Repeat each line of the material below exactly as it appears, minus any pictures.
#### EXTRACTED INFORMATION ####
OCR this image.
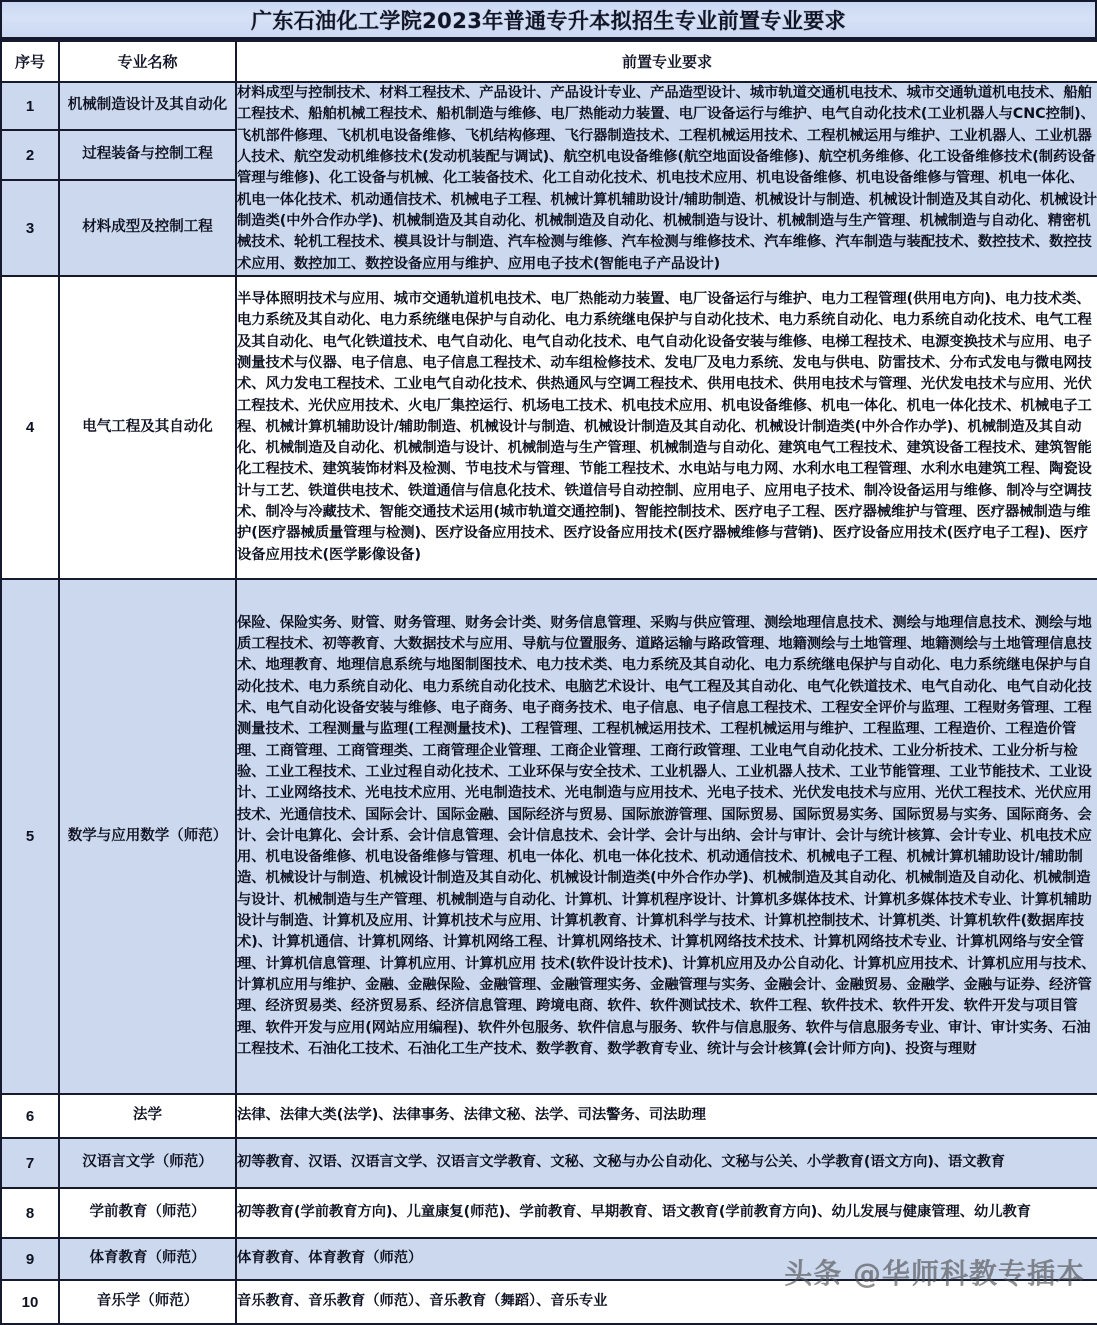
广东石油化工学院2023年普通专升本拟招生专业前置专业要求
序号	专业名称	前置专业要求
1	机械制造设计及其自动化	材料成型与控制技术、材料工程技术、产品设计、产品设计专业、产品造型设计、城市轨道交通机电技术、城市交通轨道机电技术、船舶工程技术、船舶机械工程技术、船机制造与维修、电厂热能动力装置、电厂设备运行与维护、电气自动化技术(工业机器人与CNC控制)、飞机部件修理、飞机机电设备维修、飞机结构修理、飞行器制造技术、工程机械运用技术、工程机械运用与维护、工业机器人、工业机器人技术、航空发动机维修技术(发动机装配与调试)、航空机电设备维修(航空地面设备维修)、航空机务维修、化工设备维修技术(制药设备管理与维修)、化工设备与机械、化工装备技术、化工自动化技术、机电技术应用、机电设备维修、机电设备维修与管理、机电一体化、机电一体化技术、机动通信技术、机械电子工程、机械计算机辅助设计/辅助制造、机械设计与制造、机械设计制造及其自动化、机械设计制造类(中外合作办学)、机械制造及其自动化、机械制造及自动化、机械制造与设计、机械制造与生产管理、机械制造与自动化、精密机械技术、轮机工程技术、模具设计与制造、汽车检测与维修、汽车检测与维修技术、汽车维修、汽车制造与装配技术、数控技术、数控技术应用、数控加工、数控设备应用与维护、应用电子技术(智能电子产品设计)
2	过程装备与控制工程	
3	材料成型及控制工程	
4	电气工程及其自动化	半导体照明技术与应用、城市交通轨道机电技术、电厂热能动力装置、电厂设备运行与维护、电力工程管理(供用电方向)、电力技术类、电力系统及其自动化、电力系统继电保护与自动化、电力系统继电保护与自动化技术、电力系统自动化、电力系统自动化技术、电气工程及其自动化、电气化铁道技术、电气自动化、电气自动化技术、电气自动化设备安装与维修、电梯工程技术、电源变换技术与应用、电子测量技术与仪器、电子信息、电子信息工程技术、动车组检修技术、发电厂及电力系统、发电与供电、防雷技术、分布式发电与微电网技术、风力发电工程技术、工业电气自动化技术、供热通风与空调工程技术、供用电技术、供用电技术与管理、光伏发电技术与应用、光伏工程技术、光伏应用技术、火电厂集控运行、机场电工技术、机电技术应用、机电设备维修、机电一体化、机电一体化技术、机械电子工程、机械计算机辅助设计/辅助制造、机械设计与制造、机械设计制造及其自动化、机械设计制造类(中外合作办学)、机械制造及其自动化、机械制造及自动化、机械制造与设计、机械制造与生产管理、机械制造与自动化、建筑电气工程技术、建筑设备工程技术、建筑智能化工程技术、建筑装饰材料及检测、节电技术与管理、节能工程技术、水电站与电力网、水利水电工程管理、水利水电建筑工程、陶瓷设计与工艺、铁道供电技术、铁道通信与信息化技术、铁道信号自动控制、应用电子、应用电子技术、制冷设备运用与维修、制冷与空调技术、制冷与冷藏技术、智能交通技术运用(城市轨道交通控制)、智能控制技术、医疗电子工程、医疗器械维护与管理、医疗器械制造与维护(医疗器械质量管理与检测)、医疗设备应用技术、医疗设备应用技术(医疗器械维修与营销)、医疗设备应用技术(医疗电子工程)、医疗设备应用技术(医学影像设备)
5	数学与应用数学（师范）	保险、保险实务、财管、财务管理、财务会计类、财务信息管理、采购与供应管理、测绘地理信息技术、测绘与地理信息技术、测绘与地质工程技术、初等教育、大数据技术与应用、导航与位置服务、道路运输与路政管理、地籍测绘与土地管理、地籍测绘与土地管理信息技术、地理教育、地理信息系统与地图制图技术、电力技术类、电力系统及其自动化、电力系统继电保护与自动化、电力系统继电保护与自动化技术、电力系统自动化、电力系统自动化技术、电脑艺术设计、电气工程及其自动化、电气化铁道技术、电气自动化、电气自动化技术、电气自动化设备安装与维修、电子商务、电子商务技术、电子信息、电子信息工程技术、工程安全评价与监理、工程财务管理、工程测量技术、工程测量与监理(工程测量技术)、工程管理、工程机械运用技术、工程机械运用与维护、工程监理、工程造价、工程造价管理、工商管理、工商管理类、工商管理企业管理、工商企业管理、工商行政管理、工业电气自动化技术、工业分析技术、工业分析与检验、工业工程技术、工业过程自动化技术、工业环保与安全技术、工业机器人、工业机器人技术、工业节能管理、工业节能技术、工业设计、工业网络技术、光电技术应用、光电制造技术、光电制造与应用技术、光电子技术、光伏发电技术与应用、光伏工程技术、光伏应用技术、光通信技术、国际会计、国际金融、国际经济与贸易、国际旅游管理、国际贸易、国际贸易实务、国际贸易与实务、国际商务、会计、会计电算化、会计系、会计信息管理、会计信息技术、会计学、会计与出纳、会计与审计、会计与统计核算、会计专业、机电技术应用、机电设备维修、机电设备维修与管理、机电一体化、机电一体化技术、机动通信技术、机械电子工程、机械计算机辅助设计/辅助制造、机械设计与制造、机械设计制造及其自动化、机械设计制造类(中外合作办学)、机械制造及其自动化、机械制造及自动化、机械制造与设计、机械制造与生产管理、机械制造与自动化、计算机、计算机程序设计、计算机多媒体技术、计算机多媒体技术专业、计算机辅助设计与制造、计算机及应用、计算机技术与应用、计算机教育、计算机科学与技术、计算机控制技术、计算机类、计算机软件(数据库技术)、计算机通信、计算机网络、计算机网络工程、计算机网络技术、计算机网络技术技术、计算机网络技术专业、计算机网络与安全管理、计算机信息管理、计算机应用、计算机应用 技术(软件设计技术)、计算机应用及办公自动化、计算机应用技术、计算机应用与技术、计算机应用与维护、金融、金融保险、金融管理、金融管理实务、金融管理与实务、金融会计、金融贸易、金融学、金融与证券、经济管理、经济贸易类、经济贸易系、经济信息管理、跨境电商、软件、软件测试技术、软件工程、软件技术、软件开发、软件开发与项目管理、软件开发与应用(网站应用编程)、软件外包服务、软件信息与服务、软件与信息服务、软件与信息服务专业、审计、审计实务、石油工程技术、石油化工技术、石油化工生产技术、数学教育、数学教育专业、统计与会计核算(会计师方向)、投资与理财
6	法学	法律、法律大类(法学)、法律事务、法律文秘、法学、司法警务、司法助理
7	汉语言文学（师范）	初等教育、汉语、汉语言文学、汉语言文学教育、文秘、文秘与办公自动化、文秘与公关、小学教育(语文方向)、语文教育
8	学前教育（师范）	初等教育(学前教育方向)、儿童康复(师范)、学前教育、早期教育、语文教育(学前教育方向)、幼儿发展与健康管理、幼儿教育
9	体育教育（师范）	体育教育、体育教育（师范）
10	音乐学（师范）	音乐教育、音乐教育（师范）、音乐教育（舞蹈）、音乐专业
头条 @华师科教专插本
####
TASK SOLUTION
OCR this image.
广东石油化工学院2023年普通专升本拟招生专业前置专业要求
序号	专业名称	前置专业要求
1	机械制造设计及其自动化	材料成型与控制技术、材料工程技术、产品设计、产品设计专业、产品造型设计、城市轨道交通机电技术、城市交通轨道机电技术、船舶工程技术、船舶机械工程技术、船机制造与维修、电厂热能动力装置、电厂设备运行与维护、电气自动化技术(工业机器人与CNC控制)、飞机部件修理、飞机机电设备维修、飞机结构修理、飞行器制造技术、工程机械运用技术、工程机械运用与维护、工业机器人、工业机器人技术、航空发动机维修技术(发动机装配与调试)、航空机电设备维修(航空地面设备维修)、航空机务维修、化工设备维修技术(制药设备管理与维修)、化工设备与机械、化工装备技术、化工自动化技术、机电技术应用、机电设备维修、机电设备维修与管理、机电一体化、机电一体化技术、机动通信技术、机械电子工程、机械计算机辅助设计/辅助制造、机械设计与制造、机械设计制造及其自动化、机械设计制造类(中外合作办学)、机械制造及其自动化、机械制造及自动化、机械制造与设计、机械制造与生产管理、机械制造与自动化、精密机械技术、轮机工程技术、模具设计与制造、汽车检测与维修、汽车检测与维修技术、汽车维修、汽车制造与装配技术、数控技术、数控技术应用、数控加工、数控设备应用与维护、应用电子技术(智能电子产品设计)
2	过程装备与控制工程	
3	材料成型及控制工程	
4	电气工程及其自动化	半导体照明技术与应用、城市交通轨道机电技术、电厂热能动力装置、电厂设备运行与维护、电力工程管理(供用电方向)、电力技术类、电力系统及其自动化、电力系统继电保护与自动化、电力系统继电保护与自动化技术、电力系统自动化、电力系统自动化技术、电气工程及其自动化、电气化铁道技术、电气自动化、电气自动化技术、电气自动化设备安装与维修、电梯工程技术、电源变换技术与应用、电子测量技术与仪器、电子信息、电子信息工程技术、动车组检修技术、发电厂及电力系统、发电与供电、防雷技术、分布式发电与微电网技术、风力发电工程技术、工业电气自动化技术、供热通风与空调工程技术、供用电技术、供用电技术与管理、光伏发电技术与应用、光伏工程技术、光伏应用技术、火电厂集控运行、机场电工技术、机电技术应用、机电设备维修、机电一体化、机电一体化技术、机械电子工程、机械计算机辅助设计/辅助制造、机械设计与制造、机械设计制造及其自动化、机械设计制造类(中外合作办学)、机械制造及其自动化、机械制造及自动化、机械制造与设计、机械制造与生产管理、机械制造与自动化、建筑电气工程技术、建筑设备工程技术、建筑智能化工程技术、建筑装饰材料及检测、节电技术与管理、节能工程技术、水电站与电力网、水利水电工程管理、水利水电建筑工程、陶瓷设计与工艺、铁道供电技术、铁道通信与信息化技术、铁道信号自动控制、应用电子、应用电子技术、制冷设备运用与维修、制冷与空调技术、制冷与冷藏技术、智能交通技术运用(城市轨道交通控制)、智能控制技术、医疗电子工程、医疗器械维护与管理、医疗器械制造与维护(医疗器械质量管理与检测)、医疗设备应用技术、医疗设备应用技术(医疗器械维修与营销)、医疗设备应用技术(医疗电子工程)、医疗设备应用技术(医学影像设备)
5	数学与应用数学（师范）	保险、保险实务、财管、财务管理、财务会计类、财务信息管理、采购与供应管理、测绘地理信息技术、测绘与地理信息技术、测绘与地质工程技术、初等教育、大数据技术与应用、导航与位置服务、道路运输与路政管理、地籍测绘与土地管理、地籍测绘与土地管理信息技术、地理教育、地理信息系统与地图制图技术、电力技术类、电力系统及其自动化、电力系统继电保护与自动化、电力系统继电保护与自动化技术、电力系统自动化、电力系统自动化技术、电脑艺术设计、电气工程及其自动化、电气化铁道技术、电气自动化、电气自动化技术、电气自动化设备安装与维修、电子商务、电子商务技术、电子信息、电子信息工程技术、工程安全评价与监理、工程财务管理、工程测量技术、工程测量与监理(工程测量技术)、工程管理、工程机械运用技术、工程机械运用与维护、工程监理、工程造价、工程造价管理、工商管理、工商管理类、工商管理企业管理、工商企业管理、工商行政管理、工业电气自动化技术、工业分析技术、工业分析与检验、工业工程技术、工业过程自动化技术、工业环保与安全技术、工业机器人、工业机器人技术、工业节能管理、工业节能技术、工业设计、工业网络技术、光电技术应用、光电制造技术、光电制造与应用技术、光电子技术、光伏发电技术与应用、光伏工程技术、光伏应用技术、光通信技术、国际会计、国际金融、国际经济与贸易、国际旅游管理、国际贸易、国际贸易实务、国际贸易与实务、国际商务、会计、会计电算化、会计系、会计信息管理、会计信息技术、会计学、会计与出纳、会计与审计、会计与统计核算、会计专业、机电技术应用、机电设备维修、机电设备维修与管理、机电一体化、机电一体化技术、机动通信技术、机械电子工程、机械计算机辅助设计/辅助制造、机械设计与制造、机械设计制造及其自动化、机械设计制造类(中外合作办学)、机械制造及其自动化、机械制造及自动化、机械制造与设计、机械制造与生产管理、机械制造与自动化、计算机、计算机程序设计、计算机多媒体技术、计算机多媒体技术专业、计算机辅助设计与制造、计算机及应用、计算机技术与应用、计算机教育、计算机科学与技术、计算机控制技术、计算机类、计算机软件(数据库技术)、计算机通信、计算机网络、计算机网络工程、计算机网络技术、计算机网络技术技术、计算机网络技术专业、计算机网络与安全管理、计算机信息管理、计算机应用、计算机应用 技术(软件设计技术)、计算机应用及办公自动化、计算机应用技术、计算机应用与技术、计算机应用与维护、金融、金融保险、金融管理、金融管理实务、金融管理与实务、金融会计、金融贸易、金融学、金融与证券、经济管理、经济贸易类、经济贸易系、经济信息管理、跨境电商、软件、软件测试技术、软件工程、软件技术、软件开发、软件开发与项目管理、软件开发与应用(网站应用编程)、软件外包服务、软件信息与服务、软件与信息服务、软件与信息服务专业、审计、审计实务、石油工程技术、石油化工技术、石油化工生产技术、数学教育、数学教育专业、统计与会计核算(会计师方向)、投资与理财
6	法学	法律、法律大类(法学)、法律事务、法律文秘、法学、司法警务、司法助理
7	汉语言文学（师范）	初等教育、汉语、汉语言文学、汉语言文学教育、文秘、文秘与办公自动化、文秘与公关、小学教育(语文方向)、语文教育
8	学前教育（师范）	初等教育(学前教育方向)、儿童康复(师范)、学前教育、早期教育、语文教育(学前教育方向)、幼儿发展与健康管理、幼儿教育
9	体育教育（师范）	体育教育、体育教育（师范）
10	音乐学（师范）	音乐教育、音乐教育（师范）、音乐教育（舞蹈）、音乐专业
头条 @华师科教专插本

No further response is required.